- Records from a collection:

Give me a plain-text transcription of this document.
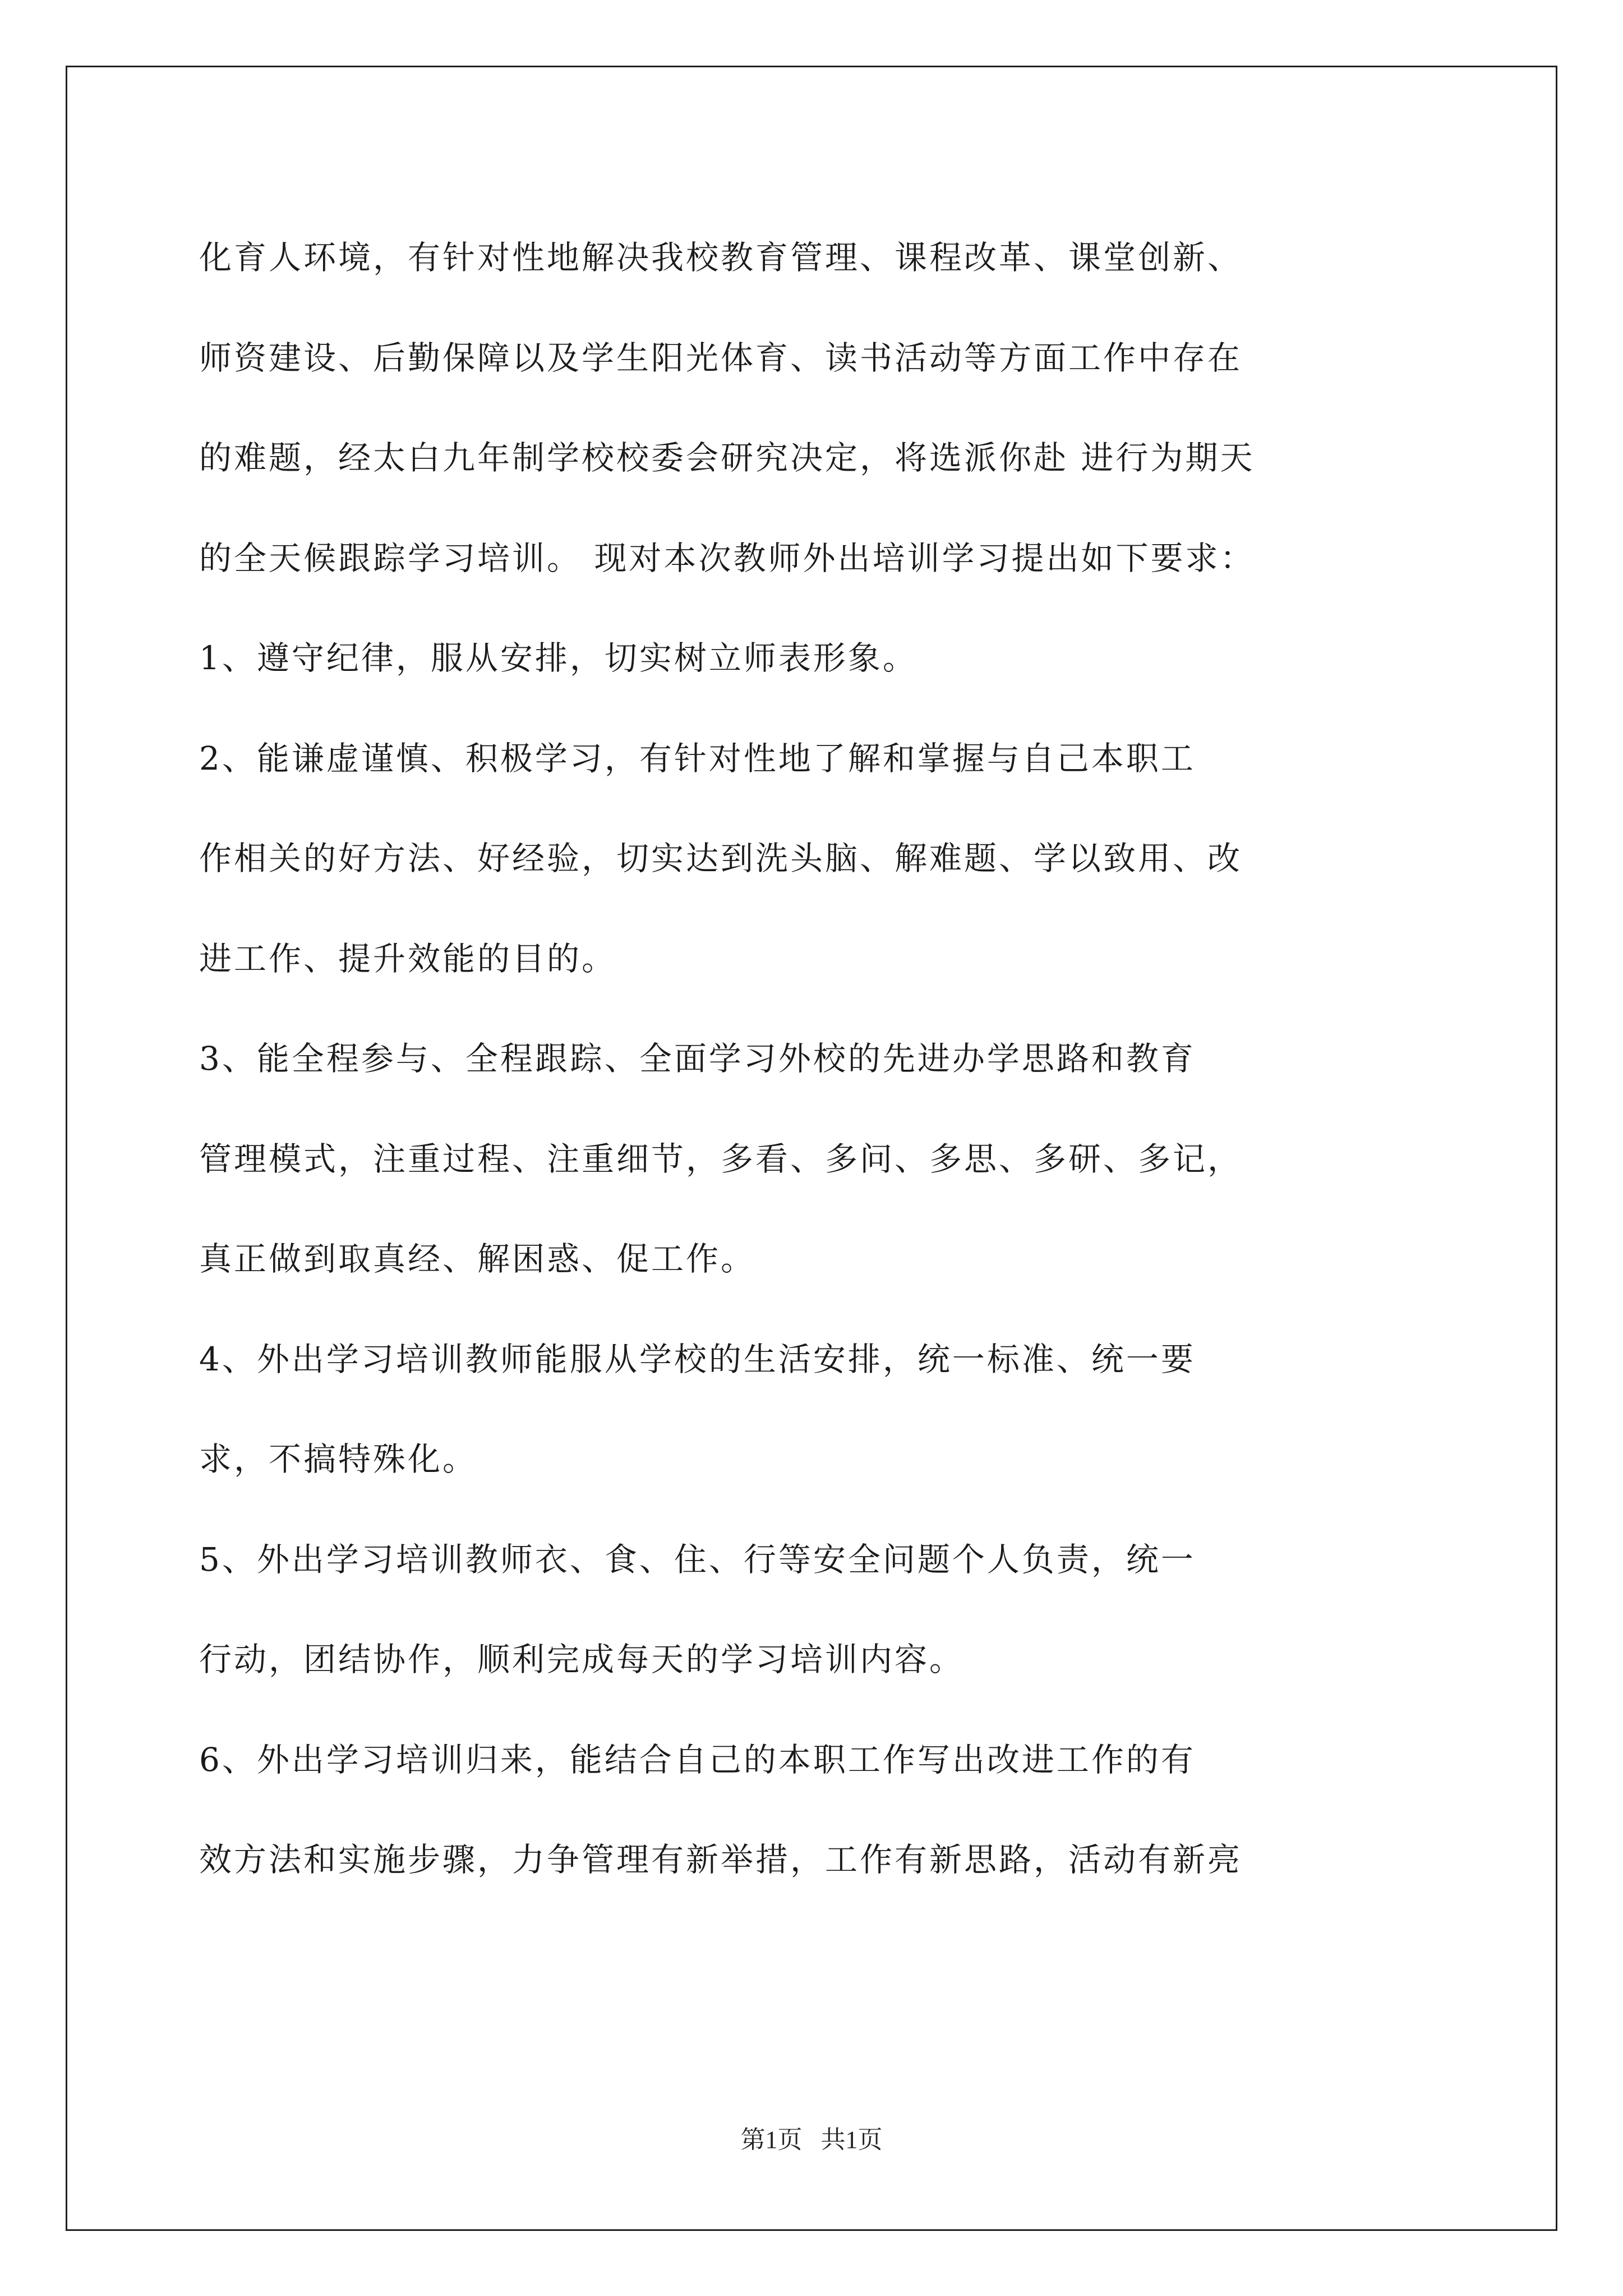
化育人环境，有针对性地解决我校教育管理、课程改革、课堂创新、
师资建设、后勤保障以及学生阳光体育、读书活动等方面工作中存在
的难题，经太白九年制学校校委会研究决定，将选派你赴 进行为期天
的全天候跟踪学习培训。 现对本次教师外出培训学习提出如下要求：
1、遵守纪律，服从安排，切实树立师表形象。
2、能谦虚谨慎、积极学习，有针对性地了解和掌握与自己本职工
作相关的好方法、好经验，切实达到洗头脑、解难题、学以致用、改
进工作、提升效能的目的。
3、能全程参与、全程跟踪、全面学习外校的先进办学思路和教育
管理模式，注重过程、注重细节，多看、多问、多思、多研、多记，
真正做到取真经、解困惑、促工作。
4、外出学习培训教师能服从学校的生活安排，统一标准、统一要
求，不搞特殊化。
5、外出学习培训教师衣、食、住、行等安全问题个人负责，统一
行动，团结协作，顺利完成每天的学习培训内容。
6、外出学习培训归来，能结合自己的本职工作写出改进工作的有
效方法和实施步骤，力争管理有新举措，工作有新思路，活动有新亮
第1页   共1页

- Exercise task: Give back the whole listing as it stands, minus its pictures.

- Full output:
Give me a plain-text transcription of this document.
化育人环境，有针对性地解决我校教育管理、课程改革、课堂创新、
师资建设、后勤保障以及学生阳光体育、读书活动等方面工作中存在
的难题，经太白九年制学校校委会研究决定，将选派你赴 进行为期天
的全天候跟踪学习培训。 现对本次教师外出培训学习提出如下要求：
1、遵守纪律，服从安排，切实树立师表形象。
2、能谦虚谨慎、积极学习，有针对性地了解和掌握与自己本职工
作相关的好方法、好经验，切实达到洗头脑、解难题、学以致用、改
进工作、提升效能的目的。
3、能全程参与、全程跟踪、全面学习外校的先进办学思路和教育
管理模式，注重过程、注重细节，多看、多问、多思、多研、多记，
真正做到取真经、解困惑、促工作。
4、外出学习培训教师能服从学校的生活安排，统一标准、统一要
求，不搞特殊化。
5、外出学习培训教师衣、食、住、行等安全问题个人负责，统一
行动，团结协作，顺利完成每天的学习培训内容。
6、外出学习培训归来，能结合自己的本职工作写出改进工作的有
效方法和实施步骤，力争管理有新举措，工作有新思路，活动有新亮
第1页   共1页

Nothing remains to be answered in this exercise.